*PROBLEM DETAILS*:
Only the lines holding the string "series" are needed. Copy each one.

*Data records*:
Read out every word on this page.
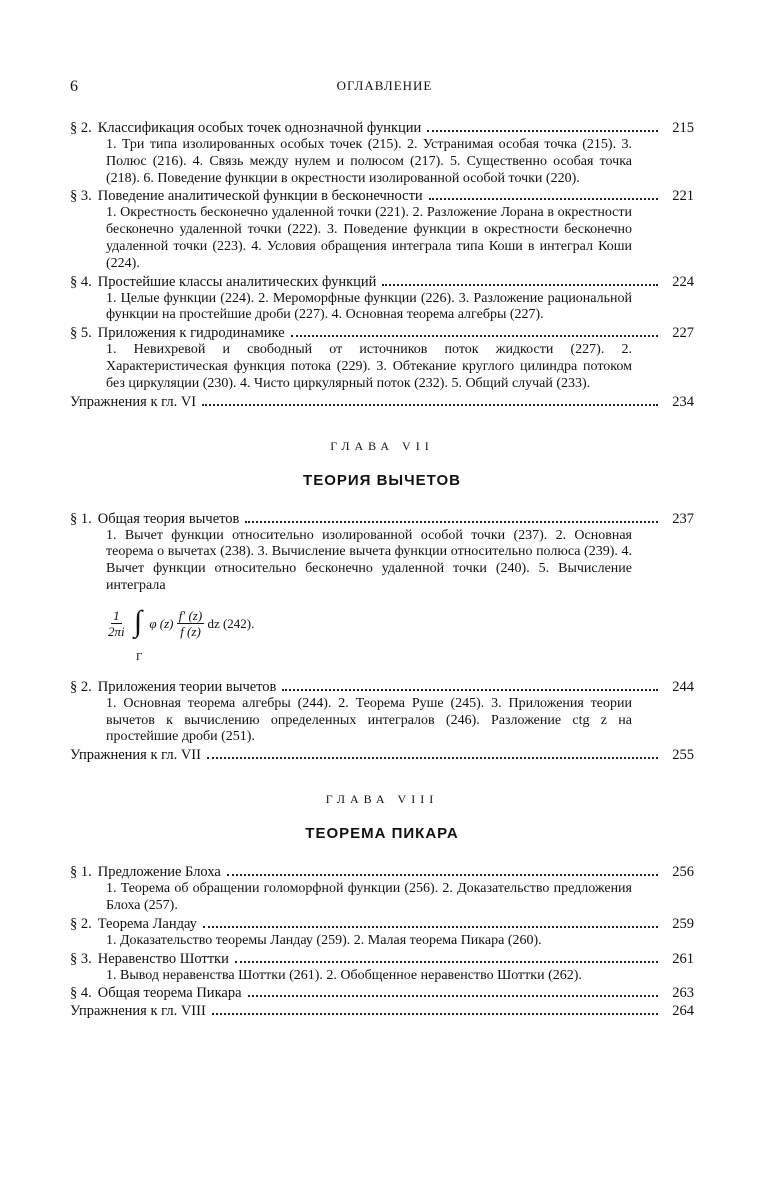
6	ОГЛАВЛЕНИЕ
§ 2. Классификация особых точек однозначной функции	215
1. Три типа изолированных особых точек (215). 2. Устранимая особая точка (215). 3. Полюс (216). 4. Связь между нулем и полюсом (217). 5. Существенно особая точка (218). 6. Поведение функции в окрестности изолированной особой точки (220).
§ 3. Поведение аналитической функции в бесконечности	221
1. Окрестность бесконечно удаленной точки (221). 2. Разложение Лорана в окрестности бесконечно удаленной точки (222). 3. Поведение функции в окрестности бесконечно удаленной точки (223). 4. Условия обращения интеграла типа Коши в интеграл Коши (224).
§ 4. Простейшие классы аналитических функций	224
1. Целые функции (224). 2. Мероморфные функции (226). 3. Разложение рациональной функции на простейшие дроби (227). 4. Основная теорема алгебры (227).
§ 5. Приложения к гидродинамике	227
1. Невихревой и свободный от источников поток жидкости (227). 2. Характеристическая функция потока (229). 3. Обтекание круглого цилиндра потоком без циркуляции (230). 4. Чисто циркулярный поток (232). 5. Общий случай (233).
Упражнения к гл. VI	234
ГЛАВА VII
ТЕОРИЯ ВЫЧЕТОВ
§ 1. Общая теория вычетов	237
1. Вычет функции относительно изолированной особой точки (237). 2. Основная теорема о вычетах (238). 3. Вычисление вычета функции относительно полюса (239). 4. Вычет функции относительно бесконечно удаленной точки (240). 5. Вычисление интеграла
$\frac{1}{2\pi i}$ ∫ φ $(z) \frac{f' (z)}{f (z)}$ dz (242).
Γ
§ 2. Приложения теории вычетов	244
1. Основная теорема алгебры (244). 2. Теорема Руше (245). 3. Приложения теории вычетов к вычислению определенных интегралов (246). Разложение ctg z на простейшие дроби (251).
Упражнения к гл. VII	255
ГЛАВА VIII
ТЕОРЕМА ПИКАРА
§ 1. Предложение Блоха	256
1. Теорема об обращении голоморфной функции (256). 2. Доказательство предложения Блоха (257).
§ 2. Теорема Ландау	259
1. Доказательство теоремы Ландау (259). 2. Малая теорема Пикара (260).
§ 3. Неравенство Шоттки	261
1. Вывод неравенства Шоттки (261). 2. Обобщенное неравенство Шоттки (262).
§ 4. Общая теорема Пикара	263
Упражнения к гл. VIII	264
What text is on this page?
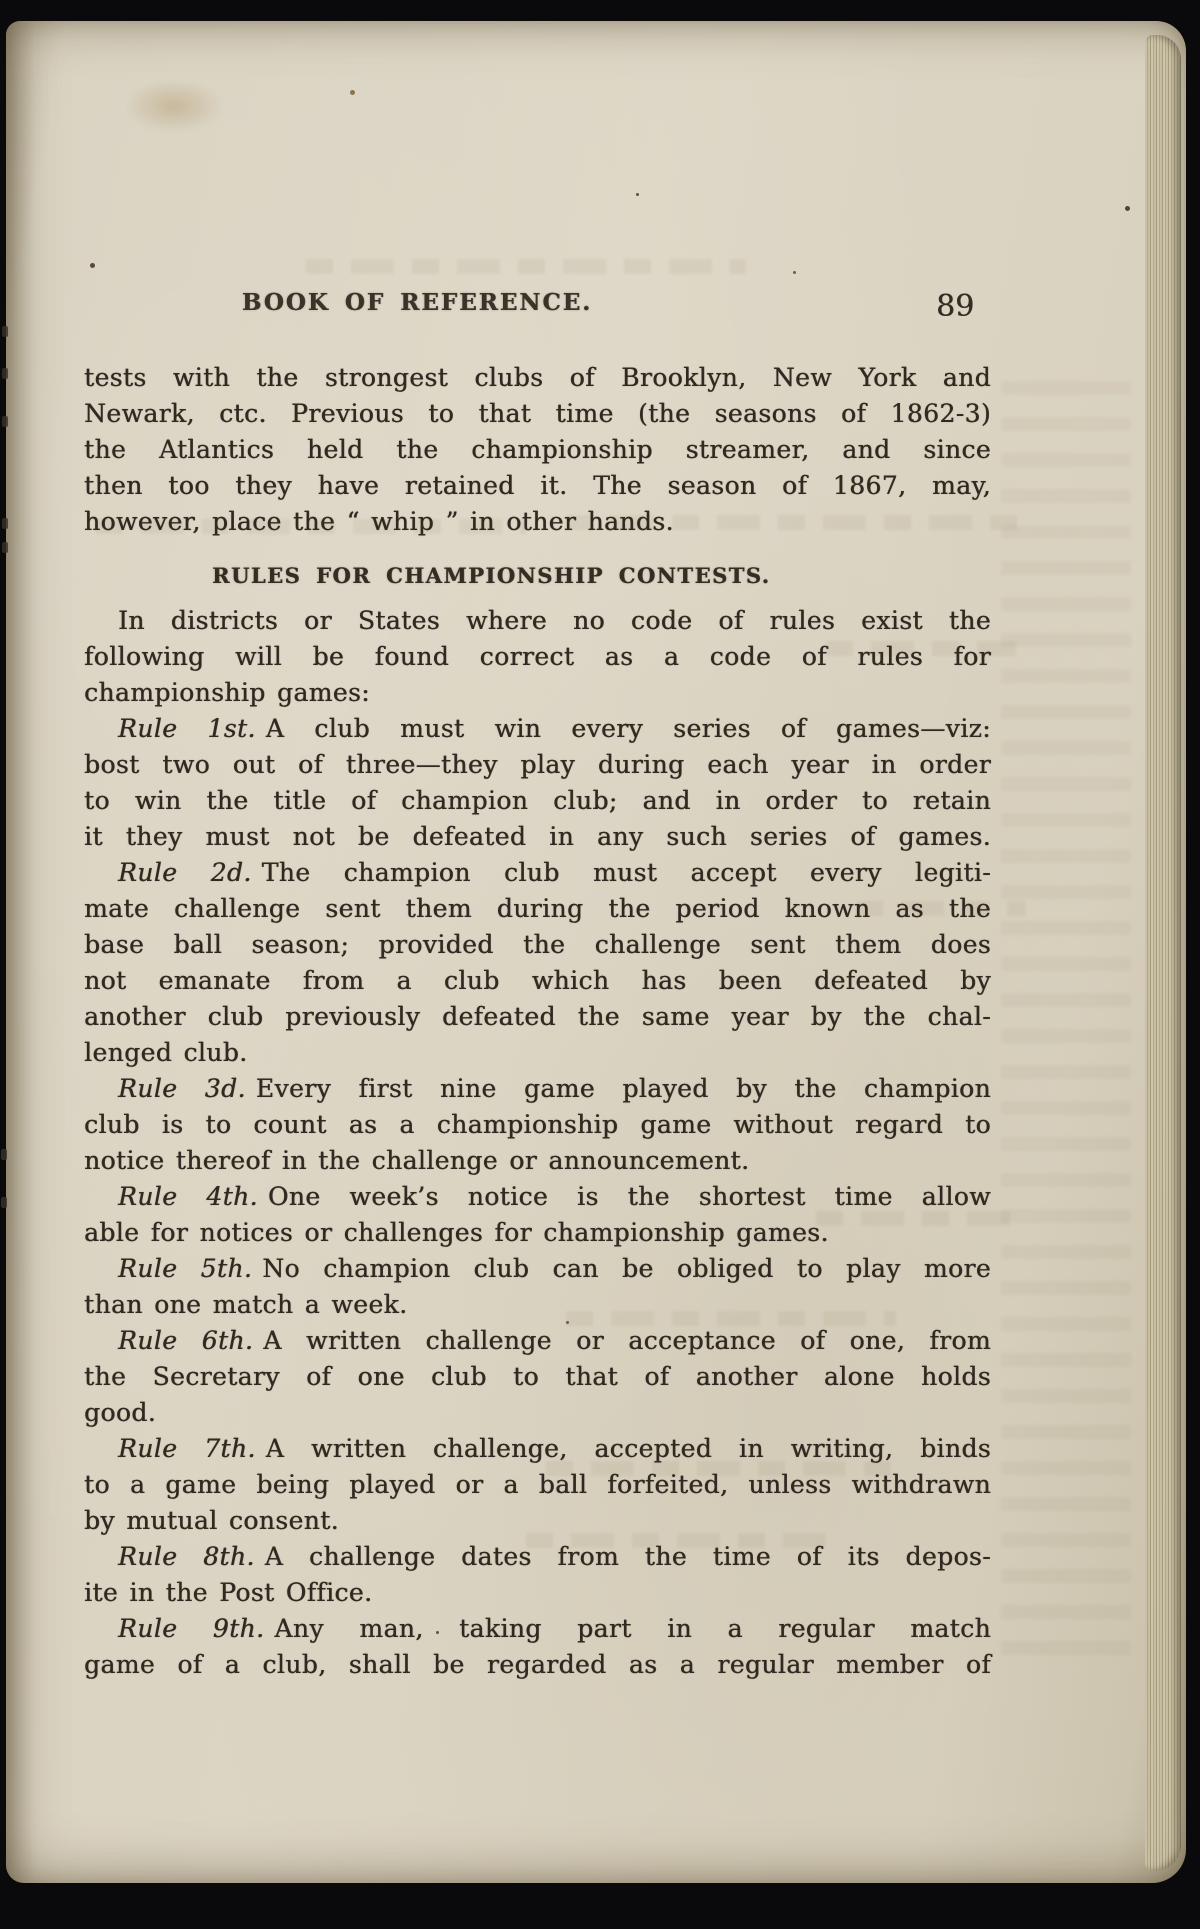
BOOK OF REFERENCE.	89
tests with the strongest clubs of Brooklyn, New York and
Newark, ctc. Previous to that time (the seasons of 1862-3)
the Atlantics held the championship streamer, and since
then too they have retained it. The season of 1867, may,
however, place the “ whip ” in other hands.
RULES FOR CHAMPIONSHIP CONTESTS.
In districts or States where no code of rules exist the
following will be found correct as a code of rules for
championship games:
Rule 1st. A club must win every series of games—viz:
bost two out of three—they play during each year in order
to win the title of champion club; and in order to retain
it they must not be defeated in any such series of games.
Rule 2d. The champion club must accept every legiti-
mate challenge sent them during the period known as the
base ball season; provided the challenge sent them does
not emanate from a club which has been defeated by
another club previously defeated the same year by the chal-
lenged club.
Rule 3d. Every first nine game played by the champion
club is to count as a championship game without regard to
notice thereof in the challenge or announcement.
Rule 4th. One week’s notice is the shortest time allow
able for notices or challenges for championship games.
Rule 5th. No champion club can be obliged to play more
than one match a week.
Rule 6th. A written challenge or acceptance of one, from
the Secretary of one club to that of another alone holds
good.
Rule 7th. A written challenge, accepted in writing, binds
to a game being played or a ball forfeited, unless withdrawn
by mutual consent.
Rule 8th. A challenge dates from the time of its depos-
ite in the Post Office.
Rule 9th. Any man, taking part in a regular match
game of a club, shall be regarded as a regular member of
--
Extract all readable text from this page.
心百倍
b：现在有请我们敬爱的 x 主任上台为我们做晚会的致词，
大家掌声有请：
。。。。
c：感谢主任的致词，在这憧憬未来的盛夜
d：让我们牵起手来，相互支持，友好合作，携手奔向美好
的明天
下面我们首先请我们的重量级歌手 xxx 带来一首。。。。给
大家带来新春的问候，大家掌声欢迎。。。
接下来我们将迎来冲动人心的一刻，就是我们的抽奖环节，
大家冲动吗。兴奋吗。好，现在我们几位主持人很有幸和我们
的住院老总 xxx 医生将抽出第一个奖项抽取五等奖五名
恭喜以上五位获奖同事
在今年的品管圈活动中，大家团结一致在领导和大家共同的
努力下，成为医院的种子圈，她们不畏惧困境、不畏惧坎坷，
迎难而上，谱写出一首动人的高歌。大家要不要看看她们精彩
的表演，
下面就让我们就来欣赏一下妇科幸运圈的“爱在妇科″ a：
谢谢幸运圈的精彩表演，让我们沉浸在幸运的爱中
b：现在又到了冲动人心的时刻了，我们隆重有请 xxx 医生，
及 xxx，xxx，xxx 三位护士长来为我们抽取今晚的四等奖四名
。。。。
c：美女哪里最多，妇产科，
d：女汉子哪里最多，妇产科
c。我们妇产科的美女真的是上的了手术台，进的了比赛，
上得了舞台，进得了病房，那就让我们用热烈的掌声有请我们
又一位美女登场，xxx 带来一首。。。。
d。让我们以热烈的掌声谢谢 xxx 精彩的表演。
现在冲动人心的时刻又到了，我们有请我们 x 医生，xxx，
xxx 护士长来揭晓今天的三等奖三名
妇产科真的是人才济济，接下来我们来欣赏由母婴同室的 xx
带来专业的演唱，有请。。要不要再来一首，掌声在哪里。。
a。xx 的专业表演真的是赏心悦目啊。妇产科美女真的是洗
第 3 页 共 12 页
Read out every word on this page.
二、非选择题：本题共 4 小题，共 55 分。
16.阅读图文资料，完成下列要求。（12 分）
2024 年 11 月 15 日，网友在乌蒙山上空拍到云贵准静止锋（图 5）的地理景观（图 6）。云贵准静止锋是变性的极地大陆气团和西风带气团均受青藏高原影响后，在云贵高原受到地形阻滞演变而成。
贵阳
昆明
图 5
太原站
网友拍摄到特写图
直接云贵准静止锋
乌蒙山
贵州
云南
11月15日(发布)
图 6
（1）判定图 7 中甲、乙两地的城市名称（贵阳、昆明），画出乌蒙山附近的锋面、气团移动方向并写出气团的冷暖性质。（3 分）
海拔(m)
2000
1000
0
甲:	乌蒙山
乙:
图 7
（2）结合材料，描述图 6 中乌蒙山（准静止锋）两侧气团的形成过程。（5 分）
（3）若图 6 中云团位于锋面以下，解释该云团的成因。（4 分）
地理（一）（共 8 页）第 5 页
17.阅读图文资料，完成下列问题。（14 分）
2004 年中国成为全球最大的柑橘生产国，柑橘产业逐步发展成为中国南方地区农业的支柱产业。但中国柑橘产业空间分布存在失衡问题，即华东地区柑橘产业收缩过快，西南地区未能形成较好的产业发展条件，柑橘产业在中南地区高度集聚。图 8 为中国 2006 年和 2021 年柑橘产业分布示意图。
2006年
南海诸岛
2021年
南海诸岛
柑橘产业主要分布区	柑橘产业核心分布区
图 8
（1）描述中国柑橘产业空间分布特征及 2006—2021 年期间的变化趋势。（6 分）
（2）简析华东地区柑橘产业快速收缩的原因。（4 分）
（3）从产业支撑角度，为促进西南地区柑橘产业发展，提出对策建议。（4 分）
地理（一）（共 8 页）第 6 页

*RESPONSE TO THIS TASK*:
Rule 1st. A club must win every series of games—viz:
it they must not be defeated in any such series of games.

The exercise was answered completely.